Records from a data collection
** Start **

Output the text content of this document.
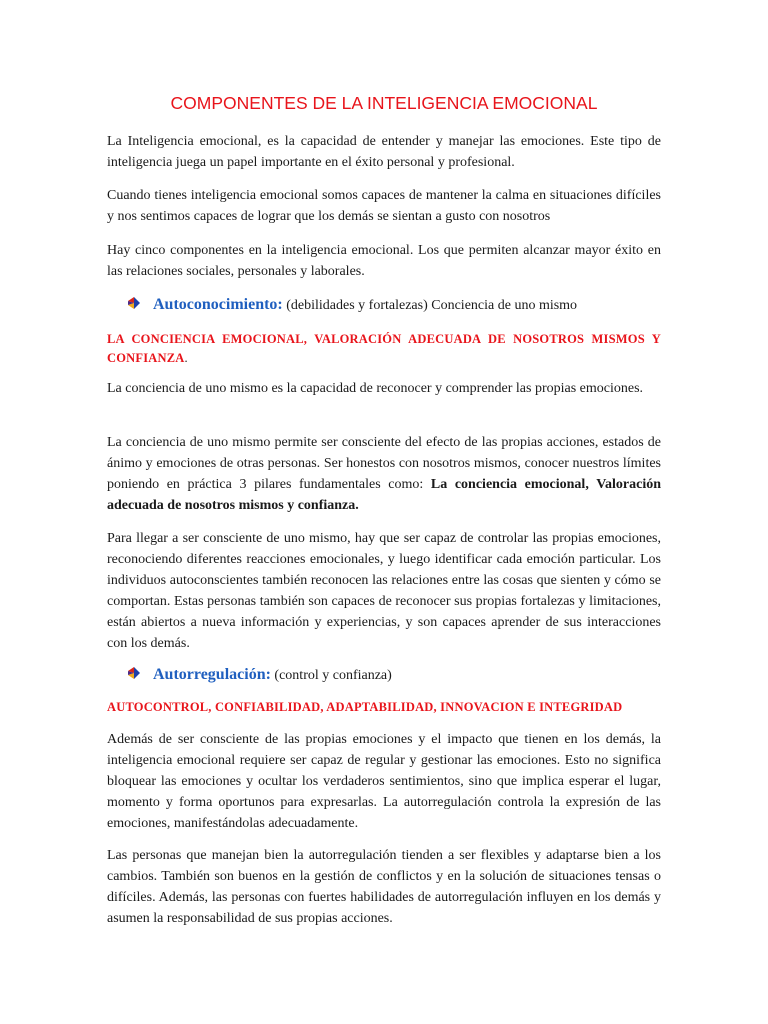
COMPONENTES DE LA INTELIGENCIA EMOCIONAL

La Inteligencia emocional, es la capacidad de entender y manejar las emociones. Este tipo de inteligencia juega un papel importante en el éxito personal y profesional.

Cuando tienes inteligencia emocional somos capaces de mantener la calma en situaciones difíciles y nos sentimos capaces de lograr que los demás se sientan a gusto con nosotros

Hay cinco componentes en la inteligencia emocional. Los que permiten alcanzar mayor éxito en las relaciones sociales, personales y laborales.

Autoconocimiento: (debilidades y fortalezas) Conciencia de uno mismo

LA CONCIENCIA EMOCIONAL, VALORACIÓN ADECUADA DE NOSOTROS MISMOS Y CONFIANZA.

La conciencia de uno mismo es la capacidad de reconocer y comprender las propias emociones.

La conciencia de uno mismo permite ser consciente del efecto de las propias acciones, estados de ánimo y emociones de otras personas. Ser honestos con nosotros mismos, conocer nuestros límites poniendo en práctica 3 pilares fundamentales como: La conciencia emocional, Valoración adecuada de nosotros mismos y confianza.

Para llegar a ser consciente de uno mismo, hay que ser capaz de controlar las propias emociones, reconociendo diferentes reacciones emocionales, y luego identificar cada emoción particular. Los individuos autoconscientes también reconocen las relaciones entre las cosas que sienten y cómo se comportan. Estas personas también son capaces de reconocer sus propias fortalezas y limitaciones, están abiertos a nueva información y experiencias, y son capaces aprender de sus interacciones con los demás.

Autorregulación: (control y confianza)

AUTOCONTROL, CONFIABILIDAD, ADAPTABILIDAD, INNOVACION E INTEGRIDAD

Además de ser consciente de las propias emociones y el impacto que tienen en los demás, la inteligencia emocional requiere ser capaz de regular y gestionar las emociones. Esto no significa bloquear las emociones y ocultar los verdaderos sentimientos, sino que implica esperar el lugar, momento y forma oportunos para expresarlas. La autorregulación controla la expresión de las emociones, manifestándolas adecuadamente.

Las personas que manejan bien la autorregulación tienden a ser flexibles y adaptarse bien a los cambios. También son buenos en la gestión de conflictos y en la solución de situaciones tensas o difíciles. Además, las personas con fuertes habilidades de autorregulación influyen en los demás y asumen la responsabilidad de sus propias acciones.
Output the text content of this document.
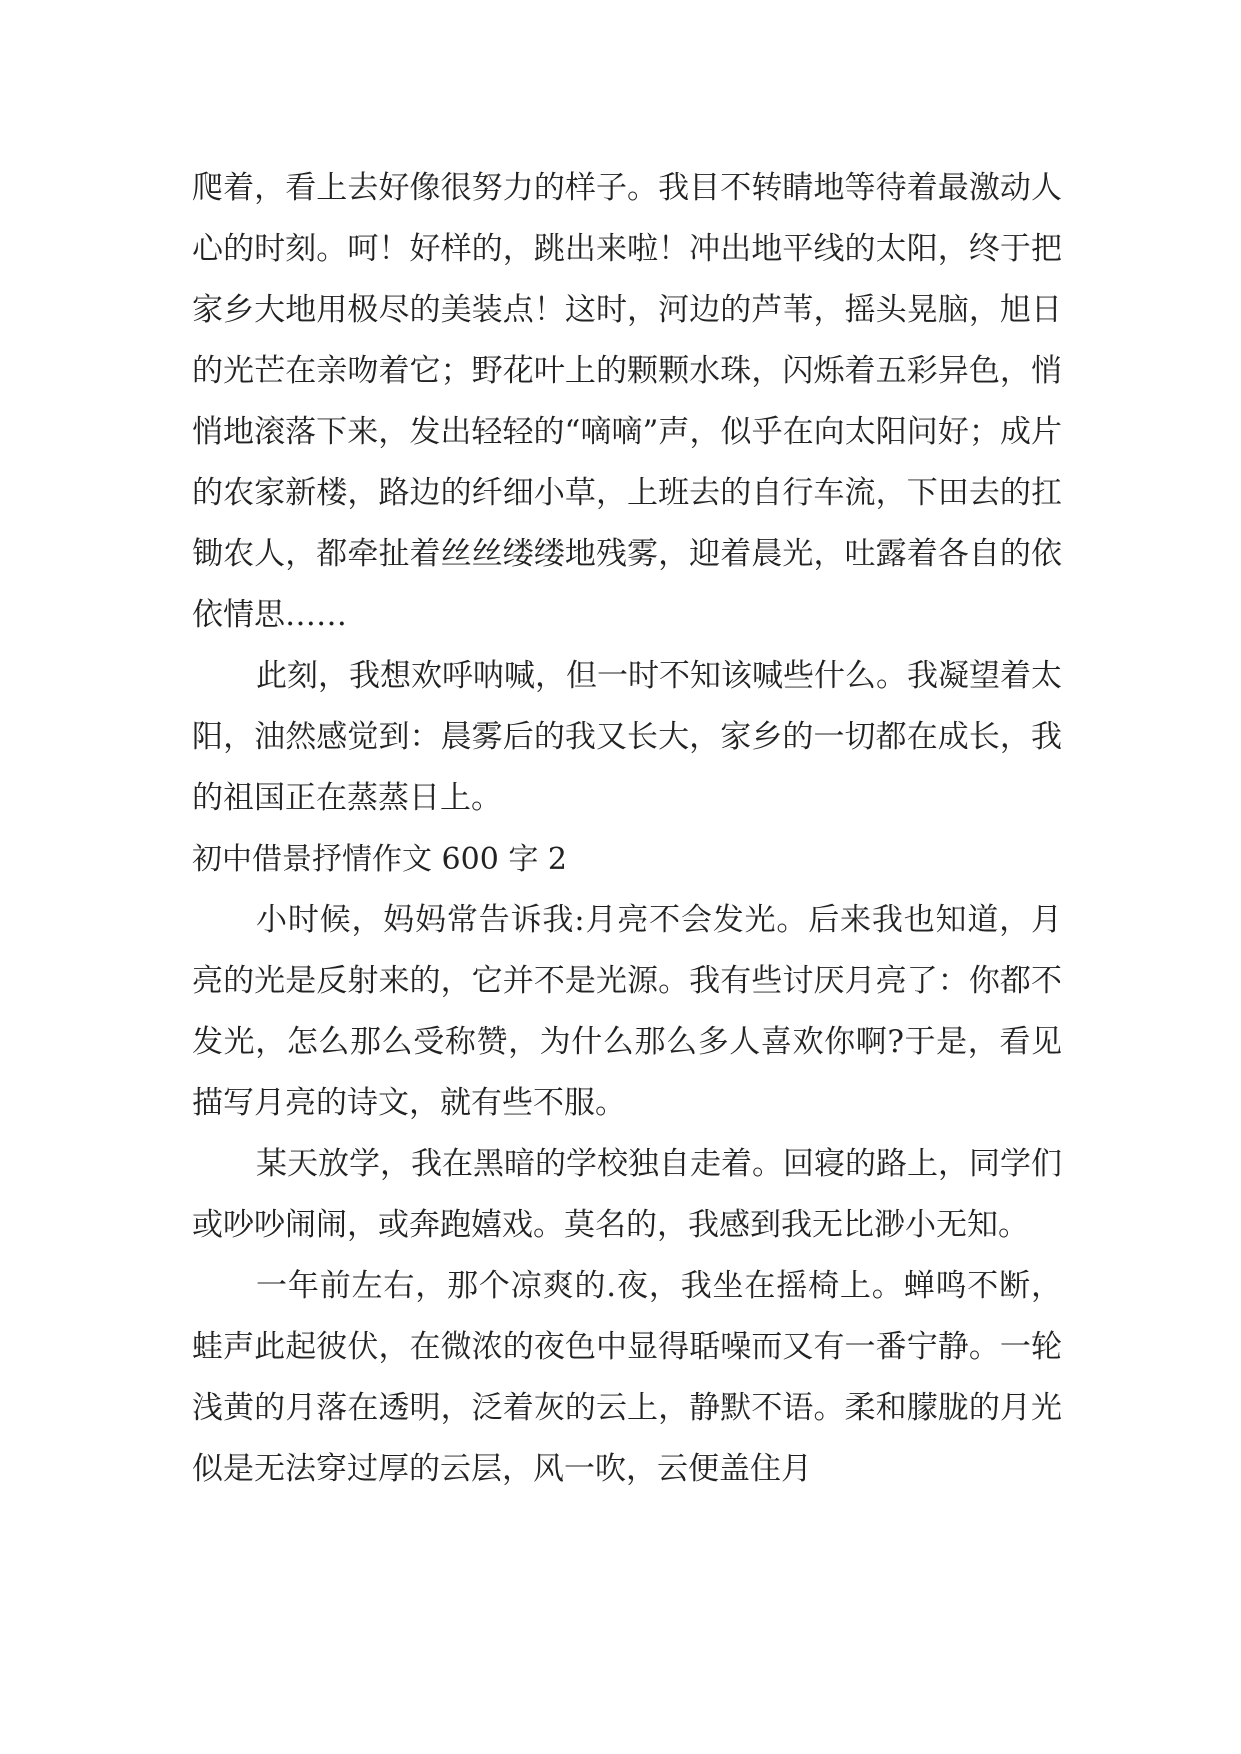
爬着，看上去好像很努力的样子。我目不转睛地等待着最激动人心的时刻。呵！好样的，跳出来啦！冲出地平线的太阳，终于把家乡大地用极尽的美装点！这时，河边的芦苇，摇头晃脑，旭日的光芒在亲吻着它；野花叶上的颗颗水珠，闪烁着五彩异色，悄悄地滚落下来，发出轻轻的“嘀嘀”声，似乎在向太阳问好；成片的农家新楼，路边的纤细小草，上班去的自行车流，下田去的扛锄农人，都牵扯着丝丝缕缕地残雾，迎着晨光，吐露着各自的依依情思……

此刻，我想欢呼呐喊，但一时不知该喊些什么。我凝望着太阳，油然感觉到：晨雾后的我又长大，家乡的一切都在成长，我的祖国正在蒸蒸日上。

初中借景抒情作文 600 字 2

小时候，妈妈常告诉我:月亮不会发光。后来我也知道，月亮的光是反射来的，它并不是光源。我有些讨厌月亮了：你都不发光，怎么那么受称赞，为什么那么多人喜欢你啊?于是，看见描写月亮的诗文，就有些不服。

某天放学，我在黑暗的学校独自走着。回寝的路上，同学们或吵吵闹闹，或奔跑嬉戏。莫名的，我感到我无比渺小无知。

一年前左右，那个凉爽的.夜，我坐在摇椅上。蝉鸣不断，蛙声此起彼伏，在微浓的夜色中显得聒噪而又有一番宁静。一轮浅黄的月落在透明，泛着灰的云上，静默不语。柔和朦胧的月光似是无法穿过厚的云层，风一吹，云便盖住月
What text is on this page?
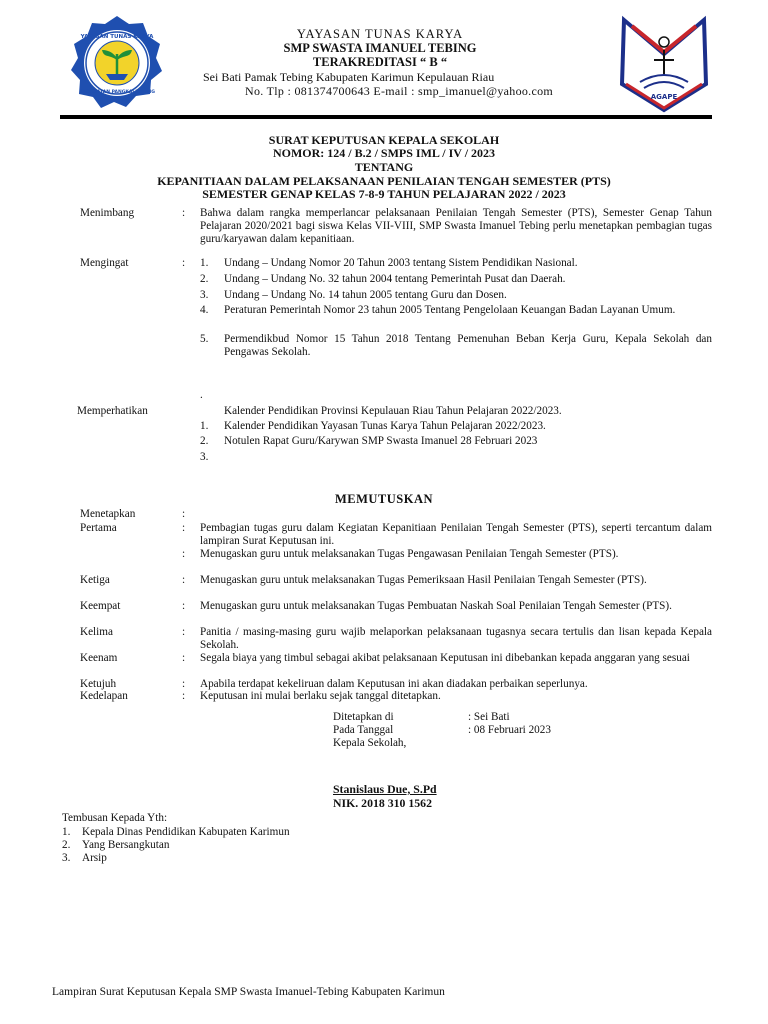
YAYASAN TUNAS KARYA
KECAMATAN PANGKALPINANG
AGAPE
YAYASAN TUNAS KARYA
SMP SWASTA IMANUEL TEBING
TERAKREDITASI “ B “
Sei Bati Pamak Tebing Kabupaten Karimun Kepulauan Riau
No. Tlp : 081374700643 E-mail : smp_imanuel@yahoo.com
SURAT KEPUTUSAN KEPALA SEKOLAH
NOMOR: 124 / B.2 / SMPS IML / IV / 2023
TENTANG
KEPANITIAAN DALAM PELAKSANAAN PENILAIAN TENGAH SEMESTER (PTS)
SEMESTER GENAP KELAS 7-8-9 TAHUN PELAJARAN 2022 / 2023
Menimbang	: Bahwa dalam rangka memperlancar pelaksanaan Penilaian Tengah Semester (PTS), Semester Genap Tahun Pelajaran 2020/2021 bagi siswa Kelas VII-VIII, SMP Swasta Imanuel Tebing perlu menetapkan pembagian tugas guru/karyawan dalam kepanitiaan.
Mengingat	: 1.	Undang – Undang Nomor 20 Tahun 2003 tentang Sistem Pendidikan Nasional.
2.	Undang – Undang No. 32 tahun 2004 tentang Pemerintah Pusat dan Daerah.
3.	Undang – Undang No. 14 tahun 2005 tentang Guru dan Dosen.
4.	Peraturan Pemerintah Nomor 23 tahun 2005 Tentang Pengelolaan Keuangan Badan Layanan Umum.
5.	Permendikbud Nomor 15 Tahun 2018 Tentang Pemenuhan Beban Kerja Guru, Kepala Sekolah dan Pengawas Sekolah.
.
Memperhatikan	Kalender Pendidikan Provinsi Kepulauan Riau Tahun Pelajaran 2022/2023.
1.	Kalender Pendidikan Yayasan Tunas Karya Tahun Pelajaran 2022/2023.
2.	Notulen Rapat Guru/Karywan SMP Swasta Imanuel 28 Februari 2023
3.
MEMUTUSKAN
Menetapkan	:
Pertama	: Pembagian tugas guru dalam Kegiatan Kepanitiaan Penilaian Tengah Semester (PTS), seperti tercantum dalam lampiran Surat Keputusan ini.
: Menugaskan guru untuk melaksanakan Tugas Pengawasan Penilaian Tengah Semester (PTS).
Ketiga	: Menugaskan guru untuk melaksanakan Tugas Pemeriksaan Hasil Penilaian Tengah Semester (PTS).
Keempat	: Menugaskan guru untuk melaksanakan Tugas Pembuatan Naskah Soal Penilaian Tengah Semester (PTS).
Kelima	: Panitia / masing-masing guru wajib melaporkan pelaksanaan tugasnya secara tertulis dan lisan kepada Kepala Sekolah.
Keenam	: Segala biaya yang timbul sebagai akibat pelaksanaan Keputusan ini dibebankan kepada anggaran yang sesuai
Ketujuh	: Apabila terdapat kekeliruan dalam Keputusan ini akan diadakan perbaikan seperlunya.
Kedelapan	: Keputusan ini mulai berlaku sejak tanggal ditetapkan.
Ditetapkan di	: Sei Bati
Pada Tanggal	: 08 Februari 2023
Kepala Sekolah,
Stanislaus Due, S.Pd
NIK. 2018 310 1562
Tembusan Kepada Yth:
1. Kepala Dinas Pendidikan Kabupaten Karimun
2. Yang Bersangkutan
3. Arsip
Lampiran Surat Keputusan Kepala SMP Swasta Imanuel-Tebing Kabupaten Karimun
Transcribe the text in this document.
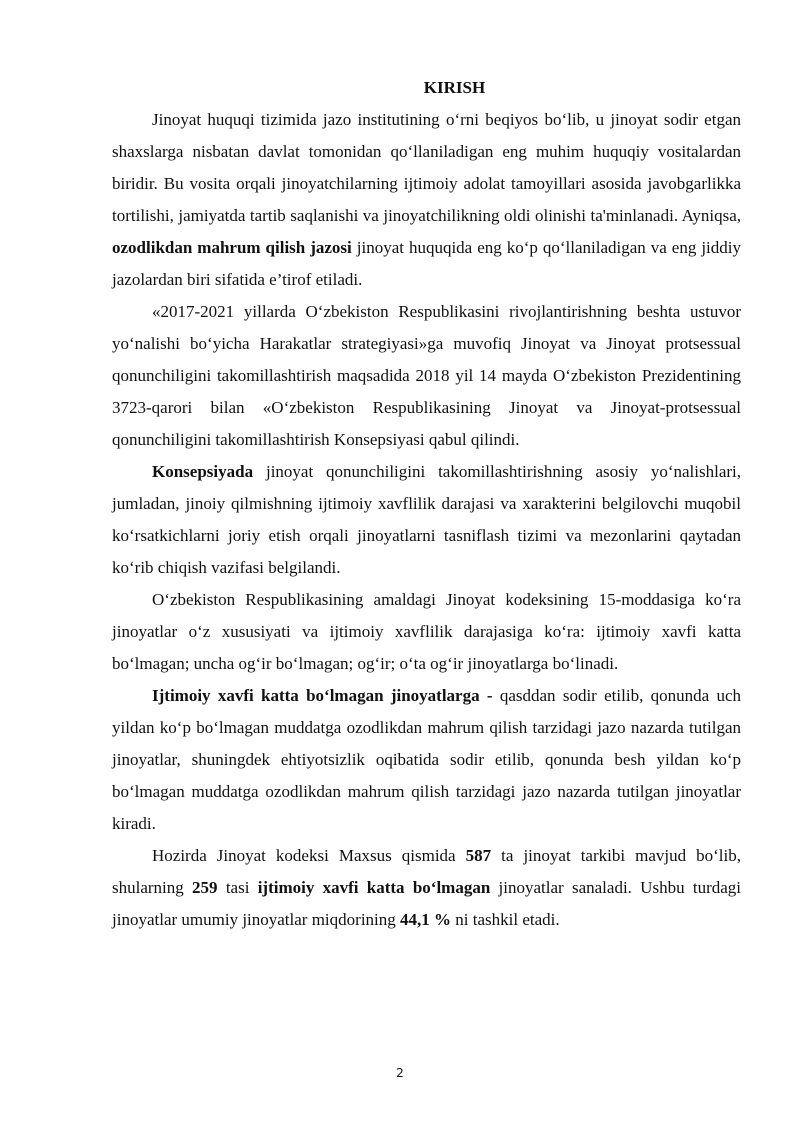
KIRISH

Jinoyat huquqi tizimida jazo institutining o‘rni beqiyos bo‘lib, u jinoyat sodir etgan shaxslarga nisbatan davlat tomonidan qo‘llaniladigan eng muhim huquqiy vositalardan biridir. Bu vosita orqali jinoyatchilarning ijtimoiy adolat tamoyillari asosida javobgarlikka tortilishi, jamiyatda tartib saqlanishi va jinoyatchilikning oldi olinishi ta'minlanadi. Ayniqsa, ozodlikdan mahrum qilish jazosi jinoyat huquqida eng ko‘p qo‘llaniladigan va eng jiddiy jazolardan biri sifatida e’tirof etiladi.

«2017-2021 yillarda O‘zbekiston Respublikasini rivojlantirishning beshta ustuvor yo‘nalishi bo‘yicha Harakatlar strategiyasi»ga muvofiq Jinoyat va Jinoyat protsessual qonunchiligini takomillashtirish maqsadida 2018 yil 14 mayda O‘zbekiston Prezidentining 3723-qarori bilan «O‘zbekiston Respublikasining Jinoyat va Jinoyat-protsessual qonunchiligini takomillashtirish Konsepsiyasi qabul qilindi.

Konsepsiyada jinoyat qonunchiligini takomillashtirishning asosiy yo‘nalishlari, jumladan, jinoiy qilmishning ijtimoiy xavflilik darajasi va xarakterini belgilovchi muqobil ko‘rsatkichlarni joriy etish orqali jinoyatlarni tasniflash tizimi va mezonlarini qaytadan ko‘rib chiqish vazifasi belgilandi.

O‘zbekiston Respublikasining amaldagi Jinoyat kodeksining 15-moddasiga ko‘ra jinoyatlar o‘z xususiyati va ijtimoiy xavflilik darajasiga ko‘ra: ijtimoiy xavfi katta bo‘lmagan; uncha og‘ir bo‘lmagan; og‘ir; o‘ta og‘ir jinoyatlarga bo‘linadi.

Ijtimoiy xavfi katta bo‘lmagan jinoyatlarga - qasddan sodir etilib, qonunda uch yildan ko‘p bo‘lmagan muddatga ozodlikdan mahrum qilish tarzidagi jazo nazarda tutilgan jinoyatlar, shuningdek ehtiyotsizlik oqibatida sodir etilib, qonunda besh yildan ko‘p bo‘lmagan muddatga ozodlikdan mahrum qilish tarzidagi jazo nazarda tutilgan jinoyatlar kiradi.

Hozirda Jinoyat kodeksi Maxsus qismida 587 ta jinoyat tarkibi mavjud bo‘lib, shularning 259 tasi ijtimoiy xavfi katta bo‘lmagan jinoyatlar sanaladi. Ushbu turdagi jinoyatlar umumiy jinoyatlar miqdorining 44,1 % ni tashkil etadi.

2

** End **

> _Given exercise_
Look over the records above and copy each line that includes the string "xavflilik".

> _Full solution_
Konsepsiyada jinoyat qonunchiligini takomillashtirishning asosiy yo‘nalishlari, jumladan, jinoiy qilmishning ijtimoiy xavflilik darajasi va xarakterini belgilovchi muqobil ko‘rsatkichlarni joriy etish orqali jinoyatlarni tasniflash tizimi va mezonlarini qaytadan ko‘rib chiqish vazifasi belgilandi.
O‘zbekiston Respublikasining amaldagi Jinoyat kodeksining 15-moddasiga ko‘ra jinoyatlar o‘z xususiyati va ijtimoiy xavflilik darajasiga ko‘ra: ijtimoiy xavfi katta bo‘lmagan; uncha og‘ir bo‘lmagan; og‘ir; o‘ta og‘ir jinoyatlarga bo‘linadi.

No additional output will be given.